— start —

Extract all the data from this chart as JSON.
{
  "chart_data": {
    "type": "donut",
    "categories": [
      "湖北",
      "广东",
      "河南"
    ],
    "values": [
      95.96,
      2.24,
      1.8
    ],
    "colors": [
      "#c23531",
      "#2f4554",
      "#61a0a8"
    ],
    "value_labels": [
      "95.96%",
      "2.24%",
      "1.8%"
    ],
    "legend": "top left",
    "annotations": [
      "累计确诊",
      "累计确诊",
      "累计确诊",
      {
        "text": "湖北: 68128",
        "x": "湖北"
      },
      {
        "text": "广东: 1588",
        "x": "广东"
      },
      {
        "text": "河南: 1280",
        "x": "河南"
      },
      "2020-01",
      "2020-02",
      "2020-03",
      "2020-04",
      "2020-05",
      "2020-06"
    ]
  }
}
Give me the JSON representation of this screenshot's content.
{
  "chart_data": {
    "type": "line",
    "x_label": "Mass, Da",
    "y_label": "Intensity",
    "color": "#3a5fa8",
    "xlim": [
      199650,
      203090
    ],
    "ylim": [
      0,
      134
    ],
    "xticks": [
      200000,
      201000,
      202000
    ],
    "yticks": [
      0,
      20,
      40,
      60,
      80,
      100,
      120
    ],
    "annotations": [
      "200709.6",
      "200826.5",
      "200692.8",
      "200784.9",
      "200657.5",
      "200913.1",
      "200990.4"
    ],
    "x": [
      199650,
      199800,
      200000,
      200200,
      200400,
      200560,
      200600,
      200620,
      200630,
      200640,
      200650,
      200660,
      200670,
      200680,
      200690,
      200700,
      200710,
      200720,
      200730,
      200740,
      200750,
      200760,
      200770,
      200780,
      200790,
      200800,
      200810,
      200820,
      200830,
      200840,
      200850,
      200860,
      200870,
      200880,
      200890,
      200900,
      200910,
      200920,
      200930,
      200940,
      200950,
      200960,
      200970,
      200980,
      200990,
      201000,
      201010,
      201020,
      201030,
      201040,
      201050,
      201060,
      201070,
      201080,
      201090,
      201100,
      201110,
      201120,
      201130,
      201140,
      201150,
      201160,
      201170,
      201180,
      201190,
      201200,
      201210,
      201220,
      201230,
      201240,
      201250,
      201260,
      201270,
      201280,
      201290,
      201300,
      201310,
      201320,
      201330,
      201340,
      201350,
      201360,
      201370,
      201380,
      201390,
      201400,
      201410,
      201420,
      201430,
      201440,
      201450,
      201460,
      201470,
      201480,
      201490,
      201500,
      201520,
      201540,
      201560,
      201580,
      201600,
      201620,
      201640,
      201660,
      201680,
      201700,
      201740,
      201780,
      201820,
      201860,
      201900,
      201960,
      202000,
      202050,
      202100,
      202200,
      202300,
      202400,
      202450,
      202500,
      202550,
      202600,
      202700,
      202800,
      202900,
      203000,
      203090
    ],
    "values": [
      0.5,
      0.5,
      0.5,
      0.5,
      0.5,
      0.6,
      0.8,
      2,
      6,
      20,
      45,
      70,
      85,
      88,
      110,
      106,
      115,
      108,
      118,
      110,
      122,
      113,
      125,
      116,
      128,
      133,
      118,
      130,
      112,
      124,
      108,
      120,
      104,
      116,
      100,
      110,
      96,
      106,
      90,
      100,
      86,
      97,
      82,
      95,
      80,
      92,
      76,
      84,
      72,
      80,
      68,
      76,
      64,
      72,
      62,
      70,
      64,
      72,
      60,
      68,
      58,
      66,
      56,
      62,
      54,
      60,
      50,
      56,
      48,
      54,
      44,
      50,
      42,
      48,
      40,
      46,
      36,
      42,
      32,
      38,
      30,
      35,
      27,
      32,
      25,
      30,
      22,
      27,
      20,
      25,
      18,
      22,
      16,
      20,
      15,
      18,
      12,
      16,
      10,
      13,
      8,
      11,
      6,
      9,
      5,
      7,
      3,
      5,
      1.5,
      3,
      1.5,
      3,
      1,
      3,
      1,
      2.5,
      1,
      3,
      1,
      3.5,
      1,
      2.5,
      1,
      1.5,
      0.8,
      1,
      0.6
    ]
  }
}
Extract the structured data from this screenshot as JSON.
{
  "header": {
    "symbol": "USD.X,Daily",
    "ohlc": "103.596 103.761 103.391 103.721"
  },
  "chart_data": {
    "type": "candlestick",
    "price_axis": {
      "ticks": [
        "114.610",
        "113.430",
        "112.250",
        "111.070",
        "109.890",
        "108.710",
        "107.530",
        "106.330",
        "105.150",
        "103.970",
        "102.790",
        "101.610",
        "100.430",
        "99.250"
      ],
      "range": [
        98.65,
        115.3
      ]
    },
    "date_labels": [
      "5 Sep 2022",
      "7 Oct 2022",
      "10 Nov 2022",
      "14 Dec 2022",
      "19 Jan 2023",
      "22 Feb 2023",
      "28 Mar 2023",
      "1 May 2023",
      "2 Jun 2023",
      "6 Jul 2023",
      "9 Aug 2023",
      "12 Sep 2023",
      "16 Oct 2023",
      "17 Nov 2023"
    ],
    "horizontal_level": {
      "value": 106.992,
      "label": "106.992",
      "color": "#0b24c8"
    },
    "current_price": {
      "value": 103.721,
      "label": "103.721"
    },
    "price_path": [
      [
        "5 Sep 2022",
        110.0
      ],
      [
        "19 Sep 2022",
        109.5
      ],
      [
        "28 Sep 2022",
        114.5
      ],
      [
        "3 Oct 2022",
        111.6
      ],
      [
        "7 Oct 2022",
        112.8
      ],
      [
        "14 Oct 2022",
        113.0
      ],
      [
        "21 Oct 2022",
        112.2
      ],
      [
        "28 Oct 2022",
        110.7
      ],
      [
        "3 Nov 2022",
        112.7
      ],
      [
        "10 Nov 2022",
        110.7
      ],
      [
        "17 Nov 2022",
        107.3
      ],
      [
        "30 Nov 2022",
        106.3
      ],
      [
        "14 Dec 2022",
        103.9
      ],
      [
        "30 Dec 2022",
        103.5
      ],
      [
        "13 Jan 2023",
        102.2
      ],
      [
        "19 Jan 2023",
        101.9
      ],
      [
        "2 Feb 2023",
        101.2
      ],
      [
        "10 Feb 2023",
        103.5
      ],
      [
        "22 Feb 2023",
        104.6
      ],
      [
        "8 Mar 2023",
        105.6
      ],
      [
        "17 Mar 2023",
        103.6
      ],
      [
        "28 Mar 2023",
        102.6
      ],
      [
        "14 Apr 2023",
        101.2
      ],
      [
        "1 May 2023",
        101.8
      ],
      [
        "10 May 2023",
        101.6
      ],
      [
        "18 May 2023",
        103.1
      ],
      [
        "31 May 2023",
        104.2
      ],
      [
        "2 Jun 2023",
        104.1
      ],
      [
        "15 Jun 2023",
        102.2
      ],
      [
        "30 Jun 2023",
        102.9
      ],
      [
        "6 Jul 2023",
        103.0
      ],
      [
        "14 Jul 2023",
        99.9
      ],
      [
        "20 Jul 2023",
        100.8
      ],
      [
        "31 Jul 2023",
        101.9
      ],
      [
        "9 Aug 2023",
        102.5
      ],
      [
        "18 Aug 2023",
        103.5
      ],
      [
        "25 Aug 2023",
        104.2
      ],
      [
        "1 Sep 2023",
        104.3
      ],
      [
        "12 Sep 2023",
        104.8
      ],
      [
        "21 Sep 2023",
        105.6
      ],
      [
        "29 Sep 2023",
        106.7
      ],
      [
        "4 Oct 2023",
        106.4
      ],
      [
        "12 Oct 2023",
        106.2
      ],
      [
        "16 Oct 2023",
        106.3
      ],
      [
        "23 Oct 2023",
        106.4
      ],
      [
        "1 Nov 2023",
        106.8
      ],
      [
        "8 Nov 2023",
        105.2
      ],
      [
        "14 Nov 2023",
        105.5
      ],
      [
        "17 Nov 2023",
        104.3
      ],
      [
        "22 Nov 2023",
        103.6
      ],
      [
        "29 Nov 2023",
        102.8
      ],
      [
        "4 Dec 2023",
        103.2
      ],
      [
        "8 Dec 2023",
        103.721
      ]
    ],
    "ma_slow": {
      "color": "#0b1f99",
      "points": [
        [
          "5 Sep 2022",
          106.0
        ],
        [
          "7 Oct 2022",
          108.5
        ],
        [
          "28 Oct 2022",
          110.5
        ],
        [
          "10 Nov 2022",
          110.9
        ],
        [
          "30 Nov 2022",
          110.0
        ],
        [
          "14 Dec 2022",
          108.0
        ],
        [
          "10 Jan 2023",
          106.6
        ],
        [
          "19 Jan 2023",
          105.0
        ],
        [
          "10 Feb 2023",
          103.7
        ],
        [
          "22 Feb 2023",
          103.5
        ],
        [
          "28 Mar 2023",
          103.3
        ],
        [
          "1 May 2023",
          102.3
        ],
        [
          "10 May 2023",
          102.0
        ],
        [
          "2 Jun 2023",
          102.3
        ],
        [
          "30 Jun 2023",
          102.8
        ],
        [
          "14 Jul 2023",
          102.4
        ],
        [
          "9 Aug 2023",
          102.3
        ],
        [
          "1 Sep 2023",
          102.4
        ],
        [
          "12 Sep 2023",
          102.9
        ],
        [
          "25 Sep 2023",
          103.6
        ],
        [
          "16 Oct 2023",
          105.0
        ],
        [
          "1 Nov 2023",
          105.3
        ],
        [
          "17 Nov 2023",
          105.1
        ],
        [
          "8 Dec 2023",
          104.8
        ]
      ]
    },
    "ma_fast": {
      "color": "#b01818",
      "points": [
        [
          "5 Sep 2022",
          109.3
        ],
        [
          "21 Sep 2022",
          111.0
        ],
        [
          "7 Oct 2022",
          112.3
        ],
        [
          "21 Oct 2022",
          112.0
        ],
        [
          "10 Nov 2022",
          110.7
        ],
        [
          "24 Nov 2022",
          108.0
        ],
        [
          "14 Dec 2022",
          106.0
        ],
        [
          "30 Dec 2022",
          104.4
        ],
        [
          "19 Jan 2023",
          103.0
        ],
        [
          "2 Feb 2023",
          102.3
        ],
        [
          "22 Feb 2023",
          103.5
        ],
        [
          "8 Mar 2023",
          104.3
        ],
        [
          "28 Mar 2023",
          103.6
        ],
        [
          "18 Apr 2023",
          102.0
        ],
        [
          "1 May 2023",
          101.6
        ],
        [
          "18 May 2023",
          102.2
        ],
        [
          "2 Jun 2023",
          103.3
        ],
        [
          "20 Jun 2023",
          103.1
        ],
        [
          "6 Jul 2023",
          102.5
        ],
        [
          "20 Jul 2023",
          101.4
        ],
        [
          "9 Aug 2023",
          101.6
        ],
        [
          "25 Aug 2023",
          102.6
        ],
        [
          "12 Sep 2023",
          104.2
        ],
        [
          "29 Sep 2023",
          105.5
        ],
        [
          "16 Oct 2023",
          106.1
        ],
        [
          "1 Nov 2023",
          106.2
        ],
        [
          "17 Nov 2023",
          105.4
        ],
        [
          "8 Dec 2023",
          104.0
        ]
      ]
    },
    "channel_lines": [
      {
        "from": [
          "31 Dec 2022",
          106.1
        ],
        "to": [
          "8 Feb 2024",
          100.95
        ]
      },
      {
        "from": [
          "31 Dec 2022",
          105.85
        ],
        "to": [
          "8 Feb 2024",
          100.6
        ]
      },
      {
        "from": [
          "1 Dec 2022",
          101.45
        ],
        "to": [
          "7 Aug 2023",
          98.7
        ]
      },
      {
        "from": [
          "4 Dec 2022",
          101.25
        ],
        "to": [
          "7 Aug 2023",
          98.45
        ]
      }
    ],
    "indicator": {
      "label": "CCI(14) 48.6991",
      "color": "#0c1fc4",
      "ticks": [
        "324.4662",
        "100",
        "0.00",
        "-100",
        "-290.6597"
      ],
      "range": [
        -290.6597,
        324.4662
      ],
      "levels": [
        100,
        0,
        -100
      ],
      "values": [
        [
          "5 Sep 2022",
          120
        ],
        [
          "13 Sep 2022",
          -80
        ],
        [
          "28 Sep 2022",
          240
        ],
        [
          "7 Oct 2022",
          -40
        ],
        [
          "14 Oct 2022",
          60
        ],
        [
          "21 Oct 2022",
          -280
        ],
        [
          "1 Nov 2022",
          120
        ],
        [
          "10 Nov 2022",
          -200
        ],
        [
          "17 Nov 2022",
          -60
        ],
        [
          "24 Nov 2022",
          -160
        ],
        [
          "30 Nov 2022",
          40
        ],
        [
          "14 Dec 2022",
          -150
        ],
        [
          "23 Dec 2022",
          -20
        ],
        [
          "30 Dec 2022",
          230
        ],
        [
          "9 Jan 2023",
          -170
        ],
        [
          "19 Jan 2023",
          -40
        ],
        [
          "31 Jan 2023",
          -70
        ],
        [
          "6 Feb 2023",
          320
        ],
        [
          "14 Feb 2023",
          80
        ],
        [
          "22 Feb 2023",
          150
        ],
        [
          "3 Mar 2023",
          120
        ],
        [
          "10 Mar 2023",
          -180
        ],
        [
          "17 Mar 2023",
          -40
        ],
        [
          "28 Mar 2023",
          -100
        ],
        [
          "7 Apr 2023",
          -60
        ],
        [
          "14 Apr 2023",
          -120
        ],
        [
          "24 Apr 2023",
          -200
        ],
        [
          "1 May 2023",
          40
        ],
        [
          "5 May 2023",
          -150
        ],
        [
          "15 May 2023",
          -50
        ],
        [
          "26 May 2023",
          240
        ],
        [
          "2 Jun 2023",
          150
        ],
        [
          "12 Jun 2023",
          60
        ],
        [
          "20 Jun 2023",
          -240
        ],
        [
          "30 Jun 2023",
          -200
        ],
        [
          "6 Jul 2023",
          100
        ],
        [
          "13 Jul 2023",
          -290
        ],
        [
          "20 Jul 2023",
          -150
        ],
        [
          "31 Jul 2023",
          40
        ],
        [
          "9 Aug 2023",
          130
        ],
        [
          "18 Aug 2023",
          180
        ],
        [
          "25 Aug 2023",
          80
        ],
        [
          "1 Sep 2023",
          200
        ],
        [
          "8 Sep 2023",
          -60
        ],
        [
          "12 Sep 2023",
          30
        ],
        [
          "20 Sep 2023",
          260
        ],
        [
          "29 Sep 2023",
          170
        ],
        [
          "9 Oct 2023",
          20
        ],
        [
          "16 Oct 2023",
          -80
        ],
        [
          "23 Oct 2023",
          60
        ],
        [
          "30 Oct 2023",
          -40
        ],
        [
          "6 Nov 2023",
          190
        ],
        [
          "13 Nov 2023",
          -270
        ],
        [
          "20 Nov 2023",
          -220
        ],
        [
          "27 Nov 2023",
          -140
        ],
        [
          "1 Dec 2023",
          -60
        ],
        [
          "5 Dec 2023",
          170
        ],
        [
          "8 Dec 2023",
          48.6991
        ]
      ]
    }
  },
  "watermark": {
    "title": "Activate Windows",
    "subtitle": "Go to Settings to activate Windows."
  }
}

— end —

• [REQUIRED TASK]: Counting only lines of the data above that hold "JSON", report the total and nothing else.

• [EXPECTED ANSWER]: 3